=== Exercise objective ===
Print all the data, keeping every line exactly as it is.

Source data:
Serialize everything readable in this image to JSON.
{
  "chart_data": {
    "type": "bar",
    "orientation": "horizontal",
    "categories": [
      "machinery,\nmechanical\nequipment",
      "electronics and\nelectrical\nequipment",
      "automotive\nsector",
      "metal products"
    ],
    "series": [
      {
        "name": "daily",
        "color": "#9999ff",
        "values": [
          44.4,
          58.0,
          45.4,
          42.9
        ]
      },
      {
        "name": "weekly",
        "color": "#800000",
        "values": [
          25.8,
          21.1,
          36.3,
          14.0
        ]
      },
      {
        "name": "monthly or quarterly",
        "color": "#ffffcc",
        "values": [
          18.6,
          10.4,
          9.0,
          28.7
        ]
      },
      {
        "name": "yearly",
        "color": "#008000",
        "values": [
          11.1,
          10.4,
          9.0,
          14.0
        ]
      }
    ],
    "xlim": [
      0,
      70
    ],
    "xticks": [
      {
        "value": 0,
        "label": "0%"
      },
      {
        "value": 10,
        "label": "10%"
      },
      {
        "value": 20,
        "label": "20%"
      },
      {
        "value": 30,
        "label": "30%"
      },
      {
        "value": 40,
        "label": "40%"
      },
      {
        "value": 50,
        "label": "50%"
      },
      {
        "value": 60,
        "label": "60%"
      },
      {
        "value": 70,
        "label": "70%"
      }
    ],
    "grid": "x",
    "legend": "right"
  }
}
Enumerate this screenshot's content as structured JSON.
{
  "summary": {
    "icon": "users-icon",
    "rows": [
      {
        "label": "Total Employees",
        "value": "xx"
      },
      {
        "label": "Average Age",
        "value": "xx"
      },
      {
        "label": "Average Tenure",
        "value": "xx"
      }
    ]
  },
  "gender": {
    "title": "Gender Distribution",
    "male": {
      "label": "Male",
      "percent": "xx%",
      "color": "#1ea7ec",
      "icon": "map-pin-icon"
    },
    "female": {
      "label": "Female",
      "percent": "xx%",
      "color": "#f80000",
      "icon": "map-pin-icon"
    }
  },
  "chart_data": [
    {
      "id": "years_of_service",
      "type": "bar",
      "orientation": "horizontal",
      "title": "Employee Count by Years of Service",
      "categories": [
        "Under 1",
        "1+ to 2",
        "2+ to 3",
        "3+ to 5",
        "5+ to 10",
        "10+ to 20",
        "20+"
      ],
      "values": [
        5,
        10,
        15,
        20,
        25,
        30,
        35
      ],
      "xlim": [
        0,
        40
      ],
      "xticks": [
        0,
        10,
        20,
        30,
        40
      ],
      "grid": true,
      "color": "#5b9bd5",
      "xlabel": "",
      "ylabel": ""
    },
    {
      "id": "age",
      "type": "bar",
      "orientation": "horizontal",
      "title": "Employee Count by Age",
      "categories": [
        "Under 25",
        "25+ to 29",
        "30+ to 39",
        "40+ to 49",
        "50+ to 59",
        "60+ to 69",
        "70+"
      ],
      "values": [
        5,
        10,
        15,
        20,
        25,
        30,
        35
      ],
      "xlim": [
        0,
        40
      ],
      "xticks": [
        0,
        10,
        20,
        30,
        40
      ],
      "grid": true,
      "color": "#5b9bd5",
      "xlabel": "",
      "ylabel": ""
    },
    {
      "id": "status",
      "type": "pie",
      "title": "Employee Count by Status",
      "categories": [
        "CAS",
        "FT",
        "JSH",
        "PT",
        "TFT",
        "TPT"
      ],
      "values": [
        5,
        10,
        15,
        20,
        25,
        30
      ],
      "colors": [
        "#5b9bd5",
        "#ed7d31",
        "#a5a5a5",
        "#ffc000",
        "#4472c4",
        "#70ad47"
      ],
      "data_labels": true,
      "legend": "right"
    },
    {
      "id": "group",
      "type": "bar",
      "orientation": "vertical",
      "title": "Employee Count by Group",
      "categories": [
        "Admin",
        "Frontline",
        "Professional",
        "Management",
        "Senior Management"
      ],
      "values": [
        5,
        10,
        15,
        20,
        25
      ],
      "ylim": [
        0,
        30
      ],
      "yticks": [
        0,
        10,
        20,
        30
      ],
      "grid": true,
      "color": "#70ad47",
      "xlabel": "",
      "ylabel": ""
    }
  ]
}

=== The result ===
Serialize everything readable in this image to JSON.
{
  "chart_data": {
    "type": "bar",
    "orientation": "horizontal",
    "categories": [
      "machinery,\nmechanical\nequipment",
      "electronics and\nelectrical\nequipment",
      "automotive\nsector",
      "metal products"
    ],
    "series": [
      {
        "name": "daily",
        "color": "#9999ff",
        "values": [
          44.4,
          58.0,
          45.4,
          42.9
        ]
      },
      {
        "name": "weekly",
        "color": "#800000",
        "values": [
          25.8,
          21.1,
          36.3,
          14.0
        ]
      },
      {
        "name": "monthly or quarterly",
        "color": "#ffffcc",
        "values": [
          18.6,
          10.4,
          9.0,
          28.7
        ]
      },
      {
        "name": "yearly",
        "color": "#008000",
        "values": [
          11.1,
          10.4,
          9.0,
          14.0
        ]
      }
    ],
    "xlim": [
      0,
      70
    ],
    "xticks": [
      {
        "value": 0,
        "label": "0%"
      },
      {
        "value": 10,
        "label": "10%"
      },
      {
        "value": 20,
        "label": "20%"
      },
      {
        "value": 30,
        "label": "30%"
      },
      {
        "value": 40,
        "label": "40%"
      },
      {
        "value": 50,
        "label": "50%"
      },
      {
        "value": 60,
        "label": "60%"
      },
      {
        "value": 70,
        "label": "70%"
      }
    ],
    "grid": "x",
    "legend": "right"
  }
}
Enumerate this screenshot's content as structured JSON.
{
  "summary": {
    "icon": "users-icon",
    "rows": [
      {
        "label": "Total Employees",
        "value": "xx"
      },
      {
        "label": "Average Age",
        "value": "xx"
      },
      {
        "label": "Average Tenure",
        "value": "xx"
      }
    ]
  },
  "gender": {
    "title": "Gender Distribution",
    "male": {
      "label": "Male",
      "percent": "xx%",
      "color": "#1ea7ec",
      "icon": "map-pin-icon"
    },
    "female": {
      "label": "Female",
      "percent": "xx%",
      "color": "#f80000",
      "icon": "map-pin-icon"
    }
  },
  "chart_data": [
    {
      "id": "years_of_service",
      "type": "bar",
      "orientation": "horizontal",
      "title": "Employee Count by Years of Service",
      "categories": [
        "Under 1",
        "1+ to 2",
        "2+ to 3",
        "3+ to 5",
        "5+ to 10",
        "10+ to 20",
        "20+"
      ],
      "values": [
        5,
        10,
        15,
        20,
        25,
        30,
        35
      ],
      "xlim": [
        0,
        40
      ],
      "xticks": [
        0,
        10,
        20,
        30,
        40
      ],
      "grid": true,
      "color": "#5b9bd5",
      "xlabel": "",
      "ylabel": ""
    },
    {
      "id": "age",
      "type": "bar",
      "orientation": "horizontal",
      "title": "Employee Count by Age",
      "categories": [
        "Under 25",
        "25+ to 29",
        "30+ to 39",
        "40+ to 49",
        "50+ to 59",
        "60+ to 69",
        "70+"
      ],
      "values": [
        5,
        10,
        15,
        20,
        25,
        30,
        35
      ],
      "xlim": [
        0,
        40
      ],
      "xticks": [
        0,
        10,
        20,
        30,
        40
      ],
      "grid": true,
      "color": "#5b9bd5",
      "xlabel": "",
      "ylabel": ""
    },
    {
      "id": "status",
      "type": "pie",
      "title": "Employee Count by Status",
      "categories": [
        "CAS",
        "FT",
        "JSH",
        "PT",
        "TFT",
        "TPT"
      ],
      "values": [
        5,
        10,
        15,
        20,
        25,
        30
      ],
      "colors": [
        "#5b9bd5",
        "#ed7d31",
        "#a5a5a5",
        "#ffc000",
        "#4472c4",
        "#70ad47"
      ],
      "data_labels": true,
      "legend": "right"
    },
    {
      "id": "group",
      "type": "bar",
      "orientation": "vertical",
      "title": "Employee Count by Group",
      "categories": [
        "Admin",
        "Frontline",
        "Professional",
        "Management",
        "Senior Management"
      ],
      "values": [
        5,
        10,
        15,
        20,
        25
      ],
      "ylim": [
        0,
        30
      ],
      "yticks": [
        0,
        10,
        20,
        30
      ],
      "grid": true,
      "color": "#70ad47",
      "xlabel": "",
      "ylabel": ""
    }
  ]
}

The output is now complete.